BEGIN Data section

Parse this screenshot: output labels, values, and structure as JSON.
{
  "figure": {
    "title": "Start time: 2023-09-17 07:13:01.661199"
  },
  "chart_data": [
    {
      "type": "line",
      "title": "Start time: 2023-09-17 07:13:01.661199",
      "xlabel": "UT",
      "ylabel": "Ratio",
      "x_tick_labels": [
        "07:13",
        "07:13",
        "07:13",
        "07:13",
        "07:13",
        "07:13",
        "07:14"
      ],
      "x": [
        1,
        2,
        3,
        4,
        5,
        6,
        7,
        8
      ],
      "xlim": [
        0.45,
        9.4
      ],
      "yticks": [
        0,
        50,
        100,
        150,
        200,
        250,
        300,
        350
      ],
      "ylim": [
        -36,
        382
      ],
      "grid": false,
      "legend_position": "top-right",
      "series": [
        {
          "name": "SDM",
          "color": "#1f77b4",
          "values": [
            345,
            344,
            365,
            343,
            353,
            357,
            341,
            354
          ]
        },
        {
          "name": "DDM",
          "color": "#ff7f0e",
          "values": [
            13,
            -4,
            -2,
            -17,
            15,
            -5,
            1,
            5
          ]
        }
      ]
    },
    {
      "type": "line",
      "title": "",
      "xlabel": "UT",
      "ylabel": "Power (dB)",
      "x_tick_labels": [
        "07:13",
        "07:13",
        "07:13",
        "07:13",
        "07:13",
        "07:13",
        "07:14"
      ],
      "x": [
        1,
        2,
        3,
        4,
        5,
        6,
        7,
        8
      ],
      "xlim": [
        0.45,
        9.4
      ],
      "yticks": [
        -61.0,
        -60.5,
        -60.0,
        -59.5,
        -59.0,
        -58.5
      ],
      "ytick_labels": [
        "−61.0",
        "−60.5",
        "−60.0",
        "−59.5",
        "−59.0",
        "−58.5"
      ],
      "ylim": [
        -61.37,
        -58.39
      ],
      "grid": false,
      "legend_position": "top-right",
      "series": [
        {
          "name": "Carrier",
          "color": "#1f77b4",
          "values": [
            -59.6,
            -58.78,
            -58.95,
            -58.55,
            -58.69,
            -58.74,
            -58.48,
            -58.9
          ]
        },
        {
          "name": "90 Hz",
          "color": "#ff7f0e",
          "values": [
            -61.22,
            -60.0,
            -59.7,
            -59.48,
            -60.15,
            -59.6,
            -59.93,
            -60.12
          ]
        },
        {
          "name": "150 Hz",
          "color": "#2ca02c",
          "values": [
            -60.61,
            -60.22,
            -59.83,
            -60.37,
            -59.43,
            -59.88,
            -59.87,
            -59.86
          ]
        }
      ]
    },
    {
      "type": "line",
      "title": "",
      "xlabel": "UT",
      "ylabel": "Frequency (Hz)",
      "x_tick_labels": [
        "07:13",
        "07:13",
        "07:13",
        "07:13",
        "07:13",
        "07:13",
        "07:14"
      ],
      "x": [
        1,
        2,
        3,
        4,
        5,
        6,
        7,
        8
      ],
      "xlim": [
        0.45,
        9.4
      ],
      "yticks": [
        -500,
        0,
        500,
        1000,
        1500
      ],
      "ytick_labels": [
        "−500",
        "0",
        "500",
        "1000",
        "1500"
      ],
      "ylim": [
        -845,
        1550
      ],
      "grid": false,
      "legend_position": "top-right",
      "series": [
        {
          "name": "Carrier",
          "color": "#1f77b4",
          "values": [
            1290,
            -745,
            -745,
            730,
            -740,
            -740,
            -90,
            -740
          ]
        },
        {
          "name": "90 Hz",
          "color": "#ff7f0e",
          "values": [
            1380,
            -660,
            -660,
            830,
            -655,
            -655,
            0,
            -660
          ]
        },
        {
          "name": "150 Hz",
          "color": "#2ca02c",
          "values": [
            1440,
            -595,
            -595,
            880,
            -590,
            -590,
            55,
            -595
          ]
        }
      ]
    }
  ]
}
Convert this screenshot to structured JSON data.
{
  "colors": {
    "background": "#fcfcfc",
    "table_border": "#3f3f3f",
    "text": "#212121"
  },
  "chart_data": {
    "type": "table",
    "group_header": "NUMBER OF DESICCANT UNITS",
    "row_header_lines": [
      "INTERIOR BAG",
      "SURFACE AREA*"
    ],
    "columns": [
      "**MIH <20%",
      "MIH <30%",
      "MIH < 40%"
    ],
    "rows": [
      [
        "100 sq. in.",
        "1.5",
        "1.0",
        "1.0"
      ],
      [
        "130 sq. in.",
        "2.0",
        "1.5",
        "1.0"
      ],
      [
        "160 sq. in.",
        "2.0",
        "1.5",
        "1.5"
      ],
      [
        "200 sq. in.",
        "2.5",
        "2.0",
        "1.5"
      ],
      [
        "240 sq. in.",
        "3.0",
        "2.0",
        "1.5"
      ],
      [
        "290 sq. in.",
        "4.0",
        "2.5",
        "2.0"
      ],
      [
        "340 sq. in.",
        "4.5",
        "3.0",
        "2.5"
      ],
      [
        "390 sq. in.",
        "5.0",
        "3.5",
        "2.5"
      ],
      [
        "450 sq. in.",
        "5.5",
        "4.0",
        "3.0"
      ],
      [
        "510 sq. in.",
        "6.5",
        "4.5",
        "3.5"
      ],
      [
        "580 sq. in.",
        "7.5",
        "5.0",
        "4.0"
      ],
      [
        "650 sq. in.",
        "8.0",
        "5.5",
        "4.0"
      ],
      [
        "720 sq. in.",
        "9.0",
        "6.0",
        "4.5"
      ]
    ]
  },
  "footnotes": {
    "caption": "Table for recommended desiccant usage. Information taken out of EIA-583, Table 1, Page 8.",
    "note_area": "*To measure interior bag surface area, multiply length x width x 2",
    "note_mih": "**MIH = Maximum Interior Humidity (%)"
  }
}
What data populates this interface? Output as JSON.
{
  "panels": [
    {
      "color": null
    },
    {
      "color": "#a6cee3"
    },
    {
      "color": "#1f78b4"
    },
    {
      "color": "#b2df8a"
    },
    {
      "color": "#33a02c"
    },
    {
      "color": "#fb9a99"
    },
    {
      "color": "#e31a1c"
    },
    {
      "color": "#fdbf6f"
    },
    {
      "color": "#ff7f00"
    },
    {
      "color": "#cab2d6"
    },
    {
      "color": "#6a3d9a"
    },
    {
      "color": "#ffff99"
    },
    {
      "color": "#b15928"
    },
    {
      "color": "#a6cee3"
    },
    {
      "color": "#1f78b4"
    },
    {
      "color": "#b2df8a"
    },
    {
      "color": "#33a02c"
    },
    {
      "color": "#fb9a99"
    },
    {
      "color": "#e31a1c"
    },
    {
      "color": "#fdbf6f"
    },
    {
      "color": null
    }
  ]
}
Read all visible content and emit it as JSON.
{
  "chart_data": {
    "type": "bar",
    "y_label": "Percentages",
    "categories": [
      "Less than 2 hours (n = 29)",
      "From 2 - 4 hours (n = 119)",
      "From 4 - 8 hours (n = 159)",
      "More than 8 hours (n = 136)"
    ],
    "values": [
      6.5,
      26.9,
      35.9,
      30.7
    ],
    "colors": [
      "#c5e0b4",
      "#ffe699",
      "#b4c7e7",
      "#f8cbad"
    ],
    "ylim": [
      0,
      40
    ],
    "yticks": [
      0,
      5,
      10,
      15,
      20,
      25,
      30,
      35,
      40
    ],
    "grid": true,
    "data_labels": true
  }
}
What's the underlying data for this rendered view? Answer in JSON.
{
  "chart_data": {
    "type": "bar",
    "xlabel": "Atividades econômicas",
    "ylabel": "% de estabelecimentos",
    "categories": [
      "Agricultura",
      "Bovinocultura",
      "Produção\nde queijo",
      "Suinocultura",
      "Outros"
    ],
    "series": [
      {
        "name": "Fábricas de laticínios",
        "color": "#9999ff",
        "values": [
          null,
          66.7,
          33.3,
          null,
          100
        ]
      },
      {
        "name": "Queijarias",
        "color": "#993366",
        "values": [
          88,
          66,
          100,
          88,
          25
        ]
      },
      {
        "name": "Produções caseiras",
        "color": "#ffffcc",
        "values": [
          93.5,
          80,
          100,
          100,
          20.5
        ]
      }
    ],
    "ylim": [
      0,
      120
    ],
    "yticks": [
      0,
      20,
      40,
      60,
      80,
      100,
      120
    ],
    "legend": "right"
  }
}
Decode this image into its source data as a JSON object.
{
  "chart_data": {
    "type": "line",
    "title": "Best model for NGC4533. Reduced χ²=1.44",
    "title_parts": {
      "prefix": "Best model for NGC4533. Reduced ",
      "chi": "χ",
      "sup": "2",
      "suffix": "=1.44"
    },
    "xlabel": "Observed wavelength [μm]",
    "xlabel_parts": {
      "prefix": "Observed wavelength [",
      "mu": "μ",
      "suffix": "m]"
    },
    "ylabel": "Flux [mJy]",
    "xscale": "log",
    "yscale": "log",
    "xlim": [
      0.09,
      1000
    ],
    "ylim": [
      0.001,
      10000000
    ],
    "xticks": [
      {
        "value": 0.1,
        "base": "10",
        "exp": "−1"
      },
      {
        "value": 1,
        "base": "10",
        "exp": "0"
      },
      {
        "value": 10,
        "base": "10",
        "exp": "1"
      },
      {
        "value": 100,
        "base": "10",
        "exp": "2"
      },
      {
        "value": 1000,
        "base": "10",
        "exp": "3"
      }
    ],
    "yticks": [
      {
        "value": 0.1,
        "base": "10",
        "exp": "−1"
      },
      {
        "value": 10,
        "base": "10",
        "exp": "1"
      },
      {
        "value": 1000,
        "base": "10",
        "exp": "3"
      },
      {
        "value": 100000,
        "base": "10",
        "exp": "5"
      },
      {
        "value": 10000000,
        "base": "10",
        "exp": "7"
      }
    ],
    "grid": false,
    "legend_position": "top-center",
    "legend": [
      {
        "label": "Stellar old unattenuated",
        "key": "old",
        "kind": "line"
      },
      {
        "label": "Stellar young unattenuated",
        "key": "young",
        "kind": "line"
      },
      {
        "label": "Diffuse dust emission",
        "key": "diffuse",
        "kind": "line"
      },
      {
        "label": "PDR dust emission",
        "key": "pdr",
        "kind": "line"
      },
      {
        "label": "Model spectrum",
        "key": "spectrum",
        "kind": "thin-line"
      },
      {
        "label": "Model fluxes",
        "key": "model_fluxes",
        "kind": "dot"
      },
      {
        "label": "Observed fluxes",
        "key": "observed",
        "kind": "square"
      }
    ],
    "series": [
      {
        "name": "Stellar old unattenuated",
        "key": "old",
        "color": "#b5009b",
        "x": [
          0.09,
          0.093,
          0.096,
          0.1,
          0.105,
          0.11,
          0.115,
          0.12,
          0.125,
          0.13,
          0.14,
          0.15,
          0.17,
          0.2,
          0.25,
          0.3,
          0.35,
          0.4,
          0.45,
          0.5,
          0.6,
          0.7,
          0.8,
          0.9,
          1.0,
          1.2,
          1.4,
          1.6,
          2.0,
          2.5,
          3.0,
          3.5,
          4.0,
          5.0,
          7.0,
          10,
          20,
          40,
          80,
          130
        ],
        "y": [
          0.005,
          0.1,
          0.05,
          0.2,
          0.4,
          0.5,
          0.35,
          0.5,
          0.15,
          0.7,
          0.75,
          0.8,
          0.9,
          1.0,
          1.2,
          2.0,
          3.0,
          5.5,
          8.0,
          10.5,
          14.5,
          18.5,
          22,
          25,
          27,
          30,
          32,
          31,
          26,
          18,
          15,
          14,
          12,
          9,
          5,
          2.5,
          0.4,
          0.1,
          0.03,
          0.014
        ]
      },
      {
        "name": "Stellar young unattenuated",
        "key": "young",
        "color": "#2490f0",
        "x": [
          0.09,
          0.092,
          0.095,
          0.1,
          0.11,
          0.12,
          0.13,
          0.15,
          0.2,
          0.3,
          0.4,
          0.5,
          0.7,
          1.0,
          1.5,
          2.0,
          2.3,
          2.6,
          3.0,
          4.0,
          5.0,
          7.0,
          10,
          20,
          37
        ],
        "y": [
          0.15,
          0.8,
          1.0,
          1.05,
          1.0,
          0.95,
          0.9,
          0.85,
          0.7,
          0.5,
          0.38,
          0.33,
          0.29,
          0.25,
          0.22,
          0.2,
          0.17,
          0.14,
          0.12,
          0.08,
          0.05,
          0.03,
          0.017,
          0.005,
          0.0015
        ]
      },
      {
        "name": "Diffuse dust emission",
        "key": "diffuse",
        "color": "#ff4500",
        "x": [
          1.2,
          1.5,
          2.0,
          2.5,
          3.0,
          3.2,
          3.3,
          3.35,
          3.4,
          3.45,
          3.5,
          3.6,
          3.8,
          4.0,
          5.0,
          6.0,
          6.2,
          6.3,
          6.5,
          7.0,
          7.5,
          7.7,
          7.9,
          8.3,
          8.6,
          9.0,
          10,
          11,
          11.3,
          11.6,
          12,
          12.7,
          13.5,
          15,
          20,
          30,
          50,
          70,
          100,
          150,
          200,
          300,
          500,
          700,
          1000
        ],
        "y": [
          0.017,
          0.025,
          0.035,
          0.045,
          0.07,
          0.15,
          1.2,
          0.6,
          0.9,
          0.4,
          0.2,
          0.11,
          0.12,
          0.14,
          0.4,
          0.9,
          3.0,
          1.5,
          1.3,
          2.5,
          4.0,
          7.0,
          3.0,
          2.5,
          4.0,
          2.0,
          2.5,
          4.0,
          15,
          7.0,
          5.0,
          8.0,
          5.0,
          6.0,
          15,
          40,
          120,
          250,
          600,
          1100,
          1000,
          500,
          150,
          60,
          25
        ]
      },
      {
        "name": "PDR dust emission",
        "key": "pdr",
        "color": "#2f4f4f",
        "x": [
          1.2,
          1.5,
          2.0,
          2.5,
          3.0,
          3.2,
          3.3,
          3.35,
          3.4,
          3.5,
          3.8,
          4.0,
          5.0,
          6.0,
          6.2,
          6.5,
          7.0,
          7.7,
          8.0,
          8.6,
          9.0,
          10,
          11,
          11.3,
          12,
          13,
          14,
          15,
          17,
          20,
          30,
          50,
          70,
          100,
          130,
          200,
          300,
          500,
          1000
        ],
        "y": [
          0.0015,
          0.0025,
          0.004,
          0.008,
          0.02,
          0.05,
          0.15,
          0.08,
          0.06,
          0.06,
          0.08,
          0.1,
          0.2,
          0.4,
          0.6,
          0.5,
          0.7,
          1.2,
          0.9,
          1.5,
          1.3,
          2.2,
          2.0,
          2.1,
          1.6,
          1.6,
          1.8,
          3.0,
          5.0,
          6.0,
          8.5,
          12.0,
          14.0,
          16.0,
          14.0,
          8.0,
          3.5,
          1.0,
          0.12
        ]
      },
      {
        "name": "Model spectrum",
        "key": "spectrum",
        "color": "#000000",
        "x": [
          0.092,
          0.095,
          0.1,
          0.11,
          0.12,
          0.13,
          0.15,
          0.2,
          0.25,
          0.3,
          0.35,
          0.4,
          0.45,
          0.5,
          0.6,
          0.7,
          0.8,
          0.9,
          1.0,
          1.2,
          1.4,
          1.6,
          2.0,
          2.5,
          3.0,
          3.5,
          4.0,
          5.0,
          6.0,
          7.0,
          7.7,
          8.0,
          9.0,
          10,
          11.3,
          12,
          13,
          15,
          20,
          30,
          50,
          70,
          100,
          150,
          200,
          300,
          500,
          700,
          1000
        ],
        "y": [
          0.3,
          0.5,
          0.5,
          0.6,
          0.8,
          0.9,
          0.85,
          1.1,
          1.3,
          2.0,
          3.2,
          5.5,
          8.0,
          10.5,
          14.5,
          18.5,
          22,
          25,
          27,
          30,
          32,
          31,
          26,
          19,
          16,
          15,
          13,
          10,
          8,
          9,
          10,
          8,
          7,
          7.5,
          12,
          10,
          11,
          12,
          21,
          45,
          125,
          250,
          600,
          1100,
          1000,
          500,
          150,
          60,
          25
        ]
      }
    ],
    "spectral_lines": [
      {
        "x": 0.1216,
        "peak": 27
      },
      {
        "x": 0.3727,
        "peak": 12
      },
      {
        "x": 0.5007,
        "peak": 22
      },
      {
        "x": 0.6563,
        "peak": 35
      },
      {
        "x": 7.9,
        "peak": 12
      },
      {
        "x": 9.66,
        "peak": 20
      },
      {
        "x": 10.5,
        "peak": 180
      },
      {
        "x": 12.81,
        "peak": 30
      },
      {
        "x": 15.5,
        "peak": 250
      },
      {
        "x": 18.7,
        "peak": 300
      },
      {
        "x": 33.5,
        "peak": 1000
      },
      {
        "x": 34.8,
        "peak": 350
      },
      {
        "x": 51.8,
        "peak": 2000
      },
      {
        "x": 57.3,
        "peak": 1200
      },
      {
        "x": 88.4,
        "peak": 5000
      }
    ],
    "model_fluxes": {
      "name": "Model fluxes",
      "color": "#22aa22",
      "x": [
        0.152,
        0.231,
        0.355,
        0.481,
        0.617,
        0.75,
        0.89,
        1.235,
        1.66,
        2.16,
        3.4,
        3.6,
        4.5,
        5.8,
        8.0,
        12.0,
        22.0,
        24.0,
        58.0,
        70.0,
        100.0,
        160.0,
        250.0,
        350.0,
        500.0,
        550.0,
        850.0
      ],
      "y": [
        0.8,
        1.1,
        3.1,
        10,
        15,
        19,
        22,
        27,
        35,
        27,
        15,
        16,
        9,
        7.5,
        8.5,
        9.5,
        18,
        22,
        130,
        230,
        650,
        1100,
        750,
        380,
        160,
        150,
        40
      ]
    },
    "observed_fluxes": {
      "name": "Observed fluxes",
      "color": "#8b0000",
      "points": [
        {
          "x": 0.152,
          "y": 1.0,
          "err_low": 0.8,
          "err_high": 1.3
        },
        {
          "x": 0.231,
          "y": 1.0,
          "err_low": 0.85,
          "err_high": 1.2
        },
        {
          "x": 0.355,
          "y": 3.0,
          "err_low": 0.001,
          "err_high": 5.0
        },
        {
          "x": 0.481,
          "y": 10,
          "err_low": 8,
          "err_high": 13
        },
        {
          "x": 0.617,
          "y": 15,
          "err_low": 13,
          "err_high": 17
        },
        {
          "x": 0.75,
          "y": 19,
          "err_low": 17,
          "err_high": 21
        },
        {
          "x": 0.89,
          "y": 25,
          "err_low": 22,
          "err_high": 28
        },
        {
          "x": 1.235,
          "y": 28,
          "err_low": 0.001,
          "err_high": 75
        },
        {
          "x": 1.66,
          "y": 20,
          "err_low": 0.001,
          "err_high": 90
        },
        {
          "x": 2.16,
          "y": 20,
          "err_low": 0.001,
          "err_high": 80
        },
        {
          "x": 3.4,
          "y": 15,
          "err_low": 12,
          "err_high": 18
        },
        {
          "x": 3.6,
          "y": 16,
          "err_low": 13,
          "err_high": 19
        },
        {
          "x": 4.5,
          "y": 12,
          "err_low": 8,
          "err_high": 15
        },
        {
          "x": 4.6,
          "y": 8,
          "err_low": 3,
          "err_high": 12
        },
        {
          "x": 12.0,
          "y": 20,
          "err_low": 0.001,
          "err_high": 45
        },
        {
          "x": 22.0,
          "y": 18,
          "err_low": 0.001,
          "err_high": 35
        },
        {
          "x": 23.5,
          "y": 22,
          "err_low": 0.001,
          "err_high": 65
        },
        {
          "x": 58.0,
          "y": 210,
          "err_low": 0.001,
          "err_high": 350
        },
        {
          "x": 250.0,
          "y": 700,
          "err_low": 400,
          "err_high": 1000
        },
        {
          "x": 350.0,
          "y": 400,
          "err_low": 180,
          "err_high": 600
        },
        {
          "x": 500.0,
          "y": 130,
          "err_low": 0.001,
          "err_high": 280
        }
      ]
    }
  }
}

END Data section

Find how many lines hold the string "time", and state that number alone.

2